:: Extracted entries

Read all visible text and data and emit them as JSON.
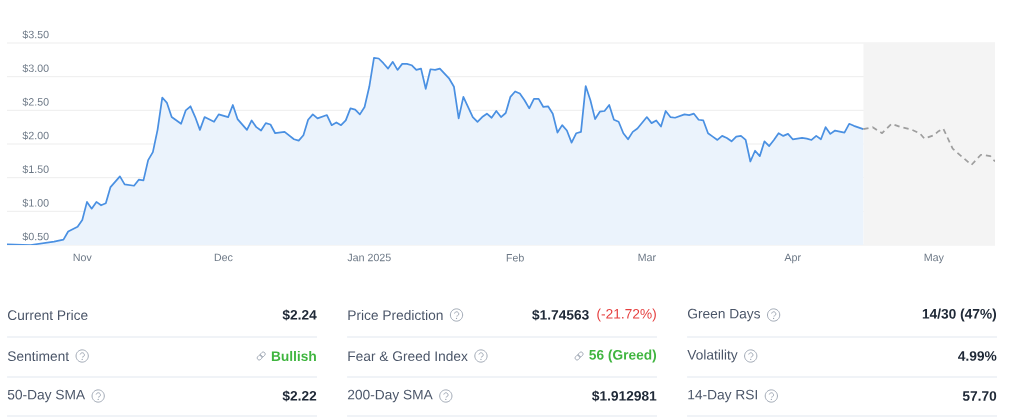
{
  "chart_data": [
    {
      "type": "area",
      "xlim": [
        "2024-10-16",
        "2025-05-14"
      ],
      "ylim": [
        0.5,
        3.5
      ],
      "xticks": [
        {
          "value": "2024-11-01",
          "label": "Nov"
        },
        {
          "value": "2024-12-01",
          "label": "Dec"
        },
        {
          "value": "2025-01-01",
          "label": "Jan 2025"
        },
        {
          "value": "2025-02-01",
          "label": "Feb"
        },
        {
          "value": "2025-03-01",
          "label": "Mar"
        },
        {
          "value": "2025-04-01",
          "label": "Apr"
        },
        {
          "value": "2025-05-01",
          "label": "May"
        }
      ],
      "yticks": [
        {
          "value": 0.5,
          "label": "$0.50"
        },
        {
          "value": 1.0,
          "label": "$1.00"
        },
        {
          "value": 1.5,
          "label": "$1.50"
        },
        {
          "value": 2.0,
          "label": "$2.00"
        },
        {
          "value": 2.5,
          "label": "$2.50"
        },
        {
          "value": 3.0,
          "label": "$3.00"
        },
        {
          "value": 3.5,
          "label": "$3.50"
        }
      ],
      "grid": "y",
      "bands": [
        {
          "axis": "x",
          "from": "2025-04-16",
          "to": "2025-05-14",
          "color": "#f4f4f4"
        }
      ],
      "series": [
        {
          "type": "area",
          "color": "#4a90e2",
          "x": [
            "2024-10-16",
            "2024-10-21",
            "2024-10-26",
            "2024-10-28",
            "2024-10-29",
            "2024-10-31",
            "2024-11-01",
            "2024-11-02",
            "2024-11-03",
            "2024-11-04",
            "2024-11-05",
            "2024-11-06",
            "2024-11-07",
            "2024-11-09",
            "2024-11-10",
            "2024-11-12",
            "2024-11-13",
            "2024-11-14",
            "2024-11-15",
            "2024-11-16",
            "2024-11-17",
            "2024-11-18",
            "2024-11-19",
            "2024-11-20",
            "2024-11-22",
            "2024-11-23",
            "2024-11-24",
            "2024-11-25",
            "2024-11-26",
            "2024-11-27",
            "2024-11-29",
            "2024-11-30",
            "2024-12-02",
            "2024-12-03",
            "2024-12-04",
            "2024-12-06",
            "2024-12-07",
            "2024-12-08",
            "2024-12-09",
            "2024-12-10",
            "2024-12-11",
            "2024-12-12",
            "2024-12-14",
            "2024-12-16",
            "2024-12-17",
            "2024-12-18",
            "2024-12-19",
            "2024-12-20",
            "2024-12-21",
            "2024-12-23",
            "2024-12-24",
            "2024-12-25",
            "2024-12-26",
            "2024-12-27",
            "2024-12-28",
            "2024-12-29",
            "2024-12-30",
            "2024-12-31",
            "2025-01-01",
            "2025-01-02",
            "2025-01-03",
            "2025-01-04",
            "2025-01-05",
            "2025-01-06",
            "2025-01-07",
            "2025-01-08",
            "2025-01-09",
            "2025-01-10",
            "2025-01-11",
            "2025-01-12",
            "2025-01-13",
            "2025-01-14",
            "2025-01-15",
            "2025-01-16",
            "2025-01-18",
            "2025-01-19",
            "2025-01-20",
            "2025-01-21",
            "2025-01-22",
            "2025-01-23",
            "2025-01-24",
            "2025-01-25",
            "2025-01-26",
            "2025-01-27",
            "2025-01-28",
            "2025-01-29",
            "2025-01-30",
            "2025-01-31",
            "2025-02-01",
            "2025-02-02",
            "2025-02-03",
            "2025-02-04",
            "2025-02-05",
            "2025-02-06",
            "2025-02-07",
            "2025-02-08",
            "2025-02-09",
            "2025-02-10",
            "2025-02-11",
            "2025-02-12",
            "2025-02-13",
            "2025-02-14",
            "2025-02-15",
            "2025-02-16",
            "2025-02-17",
            "2025-02-18",
            "2025-02-19",
            "2025-02-20",
            "2025-02-21",
            "2025-02-22",
            "2025-02-23",
            "2025-02-24",
            "2025-02-25",
            "2025-02-26",
            "2025-02-27",
            "2025-03-01",
            "2025-03-02",
            "2025-03-03",
            "2025-03-04",
            "2025-03-05",
            "2025-03-06",
            "2025-03-07",
            "2025-03-09",
            "2025-03-10",
            "2025-03-11",
            "2025-03-12",
            "2025-03-13",
            "2025-03-14",
            "2025-03-15",
            "2025-03-16",
            "2025-03-17",
            "2025-03-18",
            "2025-03-19",
            "2025-03-20",
            "2025-03-21",
            "2025-03-22",
            "2025-03-23",
            "2025-03-24",
            "2025-03-25",
            "2025-03-26",
            "2025-03-27",
            "2025-03-28",
            "2025-03-29",
            "2025-03-30",
            "2025-03-31",
            "2025-04-01",
            "2025-04-03",
            "2025-04-04",
            "2025-04-05",
            "2025-04-06",
            "2025-04-07",
            "2025-04-08",
            "2025-04-09",
            "2025-04-10",
            "2025-04-12",
            "2025-04-13",
            "2025-04-14",
            "2025-04-16"
          ],
          "values": [
            0.51,
            0.5,
            0.55,
            0.58,
            0.7,
            0.77,
            0.87,
            1.14,
            1.04,
            1.14,
            1.09,
            1.12,
            1.36,
            1.52,
            1.4,
            1.38,
            1.47,
            1.46,
            1.76,
            1.88,
            2.21,
            2.69,
            2.61,
            2.4,
            2.3,
            2.5,
            2.56,
            2.4,
            2.21,
            2.4,
            2.33,
            2.44,
            2.4,
            2.58,
            2.37,
            2.21,
            2.35,
            2.25,
            2.2,
            2.31,
            2.29,
            2.16,
            2.18,
            2.07,
            2.05,
            2.13,
            2.36,
            2.44,
            2.38,
            2.43,
            2.28,
            2.32,
            2.28,
            2.35,
            2.53,
            2.51,
            2.44,
            2.55,
            2.85,
            3.28,
            3.27,
            3.2,
            3.12,
            3.22,
            3.1,
            3.19,
            3.19,
            3.17,
            3.1,
            3.12,
            2.82,
            3.11,
            3.1,
            3.12,
            2.97,
            2.85,
            2.38,
            2.7,
            2.55,
            2.4,
            2.33,
            2.4,
            2.45,
            2.39,
            2.49,
            2.4,
            2.46,
            2.7,
            2.78,
            2.75,
            2.65,
            2.53,
            2.67,
            2.67,
            2.55,
            2.56,
            2.45,
            2.17,
            2.28,
            2.2,
            2.02,
            2.16,
            2.18,
            2.86,
            2.65,
            2.37,
            2.48,
            2.49,
            2.58,
            2.36,
            2.33,
            2.16,
            2.07,
            2.18,
            2.23,
            2.4,
            2.31,
            2.35,
            2.26,
            2.49,
            2.4,
            2.39,
            2.44,
            2.43,
            2.45,
            2.36,
            2.35,
            2.16,
            2.11,
            2.06,
            2.12,
            2.09,
            2.04,
            2.11,
            2.12,
            2.06,
            1.74,
            1.9,
            1.82,
            2.04,
            1.97,
            2.06,
            2.16,
            2.12,
            2.15,
            2.07,
            2.09,
            2.08,
            2.06,
            2.12,
            2.07,
            2.25,
            2.15,
            2.2,
            2.17,
            2.3,
            2.27,
            2.22
          ]
        },
        {
          "type": "line",
          "color": "#9e9e9e",
          "line_style": "dashed",
          "x": [
            "2025-04-16",
            "2025-04-18",
            "2025-04-20",
            "2025-04-22",
            "2025-04-24",
            "2025-04-26",
            "2025-04-28",
            "2025-04-29",
            "2025-05-01",
            "2025-05-02",
            "2025-05-03",
            "2025-05-05",
            "2025-05-09",
            "2025-05-11",
            "2025-05-13",
            "2025-05-14"
          ],
          "values": [
            2.22,
            2.25,
            2.16,
            2.3,
            2.25,
            2.22,
            2.16,
            2.08,
            2.13,
            2.19,
            2.23,
            1.93,
            1.69,
            1.84,
            1.82,
            1.74
          ]
        }
      ]
    },
    {
      "type": "other",
      "annotations": [
        "Current Price",
        "$2.24",
        "Price Prediction",
        "$1.74563",
        "(-21.72%)",
        "Green Days",
        "14/30 (47%)",
        "Sentiment",
        "Bullish",
        "Fear & Greed Index",
        "56 (Greed)",
        "Volatility",
        "4.99%",
        "50-Day SMA",
        "$2.22",
        "200-Day SMA",
        "$1.912981",
        "14-Day RSI",
        "57.70"
      ]
    }
  ]
}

::::

• _What is required_
Scan the listing above for the word "type" and copy every line that holds it.

• _Full solution_
      "type": "area",
          "type": "area",
          "type": "line",
      "type": "other",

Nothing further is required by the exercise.